→ EXERCISE AIM
Each record is to be printed again precisely as it reads.
--- begin TASK INPUT ---
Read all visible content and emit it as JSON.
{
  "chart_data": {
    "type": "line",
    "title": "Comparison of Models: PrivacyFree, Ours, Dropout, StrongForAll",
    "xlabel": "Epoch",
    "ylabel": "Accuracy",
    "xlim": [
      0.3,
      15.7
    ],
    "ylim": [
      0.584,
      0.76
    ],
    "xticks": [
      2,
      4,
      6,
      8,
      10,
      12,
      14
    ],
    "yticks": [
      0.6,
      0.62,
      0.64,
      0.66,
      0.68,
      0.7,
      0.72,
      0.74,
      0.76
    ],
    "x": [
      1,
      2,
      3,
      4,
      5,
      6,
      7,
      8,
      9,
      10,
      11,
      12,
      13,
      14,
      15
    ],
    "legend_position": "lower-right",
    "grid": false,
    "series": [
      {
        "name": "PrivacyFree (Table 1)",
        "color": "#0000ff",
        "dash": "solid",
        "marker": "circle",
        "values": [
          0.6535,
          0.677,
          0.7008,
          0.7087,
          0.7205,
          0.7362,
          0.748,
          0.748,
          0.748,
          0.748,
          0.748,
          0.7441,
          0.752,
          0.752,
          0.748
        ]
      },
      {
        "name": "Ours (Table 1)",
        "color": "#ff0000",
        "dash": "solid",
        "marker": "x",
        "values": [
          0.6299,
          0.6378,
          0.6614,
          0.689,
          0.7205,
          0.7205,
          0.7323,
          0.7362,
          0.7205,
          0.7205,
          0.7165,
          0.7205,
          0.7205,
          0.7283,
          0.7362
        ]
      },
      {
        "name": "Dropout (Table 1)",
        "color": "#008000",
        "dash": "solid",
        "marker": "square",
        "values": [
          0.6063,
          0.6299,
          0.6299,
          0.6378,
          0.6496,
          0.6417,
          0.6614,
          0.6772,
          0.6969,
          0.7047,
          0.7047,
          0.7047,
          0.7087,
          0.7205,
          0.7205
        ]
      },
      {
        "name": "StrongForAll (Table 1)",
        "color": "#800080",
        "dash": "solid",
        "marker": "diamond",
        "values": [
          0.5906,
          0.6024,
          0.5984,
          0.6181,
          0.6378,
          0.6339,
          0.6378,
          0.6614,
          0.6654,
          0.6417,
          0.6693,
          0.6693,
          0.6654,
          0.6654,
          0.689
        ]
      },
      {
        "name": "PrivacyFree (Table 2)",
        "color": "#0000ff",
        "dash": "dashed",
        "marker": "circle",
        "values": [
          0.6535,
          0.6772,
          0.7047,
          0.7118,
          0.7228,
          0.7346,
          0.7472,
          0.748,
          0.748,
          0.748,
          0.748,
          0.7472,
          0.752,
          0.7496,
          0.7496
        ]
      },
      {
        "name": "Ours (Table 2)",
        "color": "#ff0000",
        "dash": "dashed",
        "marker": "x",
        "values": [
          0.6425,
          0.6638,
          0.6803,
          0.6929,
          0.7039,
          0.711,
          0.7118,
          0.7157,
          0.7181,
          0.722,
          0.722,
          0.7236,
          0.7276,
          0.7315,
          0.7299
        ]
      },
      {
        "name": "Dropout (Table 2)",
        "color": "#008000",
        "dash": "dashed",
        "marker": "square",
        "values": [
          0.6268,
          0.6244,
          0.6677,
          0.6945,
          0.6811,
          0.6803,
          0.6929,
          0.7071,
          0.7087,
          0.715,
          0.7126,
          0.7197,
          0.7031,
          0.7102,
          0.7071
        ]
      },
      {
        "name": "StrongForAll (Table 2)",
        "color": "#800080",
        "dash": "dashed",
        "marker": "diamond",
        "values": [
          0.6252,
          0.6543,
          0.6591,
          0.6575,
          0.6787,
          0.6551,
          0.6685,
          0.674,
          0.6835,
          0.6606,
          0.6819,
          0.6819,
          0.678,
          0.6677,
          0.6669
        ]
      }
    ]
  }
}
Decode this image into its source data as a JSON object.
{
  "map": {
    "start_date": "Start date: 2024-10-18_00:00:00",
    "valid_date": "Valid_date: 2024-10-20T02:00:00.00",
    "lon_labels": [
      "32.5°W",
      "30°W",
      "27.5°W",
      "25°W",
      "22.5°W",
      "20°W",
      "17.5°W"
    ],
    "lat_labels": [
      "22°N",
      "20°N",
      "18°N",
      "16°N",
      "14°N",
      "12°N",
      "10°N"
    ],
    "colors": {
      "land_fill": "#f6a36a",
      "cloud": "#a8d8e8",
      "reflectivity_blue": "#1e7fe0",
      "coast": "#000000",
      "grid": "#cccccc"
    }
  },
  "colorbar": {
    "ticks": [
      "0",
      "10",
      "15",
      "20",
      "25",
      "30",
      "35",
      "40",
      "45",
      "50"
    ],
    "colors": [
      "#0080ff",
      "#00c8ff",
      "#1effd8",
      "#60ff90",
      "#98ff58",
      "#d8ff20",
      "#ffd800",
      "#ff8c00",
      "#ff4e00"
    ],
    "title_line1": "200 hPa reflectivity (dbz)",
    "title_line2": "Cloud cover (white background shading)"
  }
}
--- end TASK INPUT ---
→ WRITTEN RESPONSE
Read all visible content and emit it as JSON.
{
  "chart_data": {
    "type": "line",
    "title": "Comparison of Models: PrivacyFree, Ours, Dropout, StrongForAll",
    "xlabel": "Epoch",
    "ylabel": "Accuracy",
    "xlim": [
      0.3,
      15.7
    ],
    "ylim": [
      0.584,
      0.76
    ],
    "xticks": [
      2,
      4,
      6,
      8,
      10,
      12,
      14
    ],
    "yticks": [
      0.6,
      0.62,
      0.64,
      0.66,
      0.68,
      0.7,
      0.72,
      0.74,
      0.76
    ],
    "x": [
      1,
      2,
      3,
      4,
      5,
      6,
      7,
      8,
      9,
      10,
      11,
      12,
      13,
      14,
      15
    ],
    "legend_position": "lower-right",
    "grid": false,
    "series": [
      {
        "name": "PrivacyFree (Table 1)",
        "color": "#0000ff",
        "dash": "solid",
        "marker": "circle",
        "values": [
          0.6535,
          0.677,
          0.7008,
          0.7087,
          0.7205,
          0.7362,
          0.748,
          0.748,
          0.748,
          0.748,
          0.748,
          0.7441,
          0.752,
          0.752,
          0.748
        ]
      },
      {
        "name": "Ours (Table 1)",
        "color": "#ff0000",
        "dash": "solid",
        "marker": "x",
        "values": [
          0.6299,
          0.6378,
          0.6614,
          0.689,
          0.7205,
          0.7205,
          0.7323,
          0.7362,
          0.7205,
          0.7205,
          0.7165,
          0.7205,
          0.7205,
          0.7283,
          0.7362
        ]
      },
      {
        "name": "Dropout (Table 1)",
        "color": "#008000",
        "dash": "solid",
        "marker": "square",
        "values": [
          0.6063,
          0.6299,
          0.6299,
          0.6378,
          0.6496,
          0.6417,
          0.6614,
          0.6772,
          0.6969,
          0.7047,
          0.7047,
          0.7047,
          0.7087,
          0.7205,
          0.7205
        ]
      },
      {
        "name": "StrongForAll (Table 1)",
        "color": "#800080",
        "dash": "solid",
        "marker": "diamond",
        "values": [
          0.5906,
          0.6024,
          0.5984,
          0.6181,
          0.6378,
          0.6339,
          0.6378,
          0.6614,
          0.6654,
          0.6417,
          0.6693,
          0.6693,
          0.6654,
          0.6654,
          0.689
        ]
      },
      {
        "name": "PrivacyFree (Table 2)",
        "color": "#0000ff",
        "dash": "dashed",
        "marker": "circle",
        "values": [
          0.6535,
          0.6772,
          0.7047,
          0.7118,
          0.7228,
          0.7346,
          0.7472,
          0.748,
          0.748,
          0.748,
          0.748,
          0.7472,
          0.752,
          0.7496,
          0.7496
        ]
      },
      {
        "name": "Ours (Table 2)",
        "color": "#ff0000",
        "dash": "dashed",
        "marker": "x",
        "values": [
          0.6425,
          0.6638,
          0.6803,
          0.6929,
          0.7039,
          0.711,
          0.7118,
          0.7157,
          0.7181,
          0.722,
          0.722,
          0.7236,
          0.7276,
          0.7315,
          0.7299
        ]
      },
      {
        "name": "Dropout (Table 2)",
        "color": "#008000",
        "dash": "dashed",
        "marker": "square",
        "values": [
          0.6268,
          0.6244,
          0.6677,
          0.6945,
          0.6811,
          0.6803,
          0.6929,
          0.7071,
          0.7087,
          0.715,
          0.7126,
          0.7197,
          0.7031,
          0.7102,
          0.7071
        ]
      },
      {
        "name": "StrongForAll (Table 2)",
        "color": "#800080",
        "dash": "dashed",
        "marker": "diamond",
        "values": [
          0.6252,
          0.6543,
          0.6591,
          0.6575,
          0.6787,
          0.6551,
          0.6685,
          0.674,
          0.6835,
          0.6606,
          0.6819,
          0.6819,
          0.678,
          0.6677,
          0.6669
        ]
      }
    ]
  }
}
Decode this image into its source data as a JSON object.
{
  "map": {
    "start_date": "Start date: 2024-10-18_00:00:00",
    "valid_date": "Valid_date: 2024-10-20T02:00:00.00",
    "lon_labels": [
      "32.5°W",
      "30°W",
      "27.5°W",
      "25°W",
      "22.5°W",
      "20°W",
      "17.5°W"
    ],
    "lat_labels": [
      "22°N",
      "20°N",
      "18°N",
      "16°N",
      "14°N",
      "12°N",
      "10°N"
    ],
    "colors": {
      "land_fill": "#f6a36a",
      "cloud": "#a8d8e8",
      "reflectivity_blue": "#1e7fe0",
      "coast": "#000000",
      "grid": "#cccccc"
    }
  },
  "colorbar": {
    "ticks": [
      "0",
      "10",
      "15",
      "20",
      "25",
      "30",
      "35",
      "40",
      "45",
      "50"
    ],
    "colors": [
      "#0080ff",
      "#00c8ff",
      "#1effd8",
      "#60ff90",
      "#98ff58",
      "#d8ff20",
      "#ffd800",
      "#ff8c00",
      "#ff4e00"
    ],
    "title_line1": "200 hPa reflectivity (dbz)",
    "title_line2": "Cloud cover (white background shading)"
  }
}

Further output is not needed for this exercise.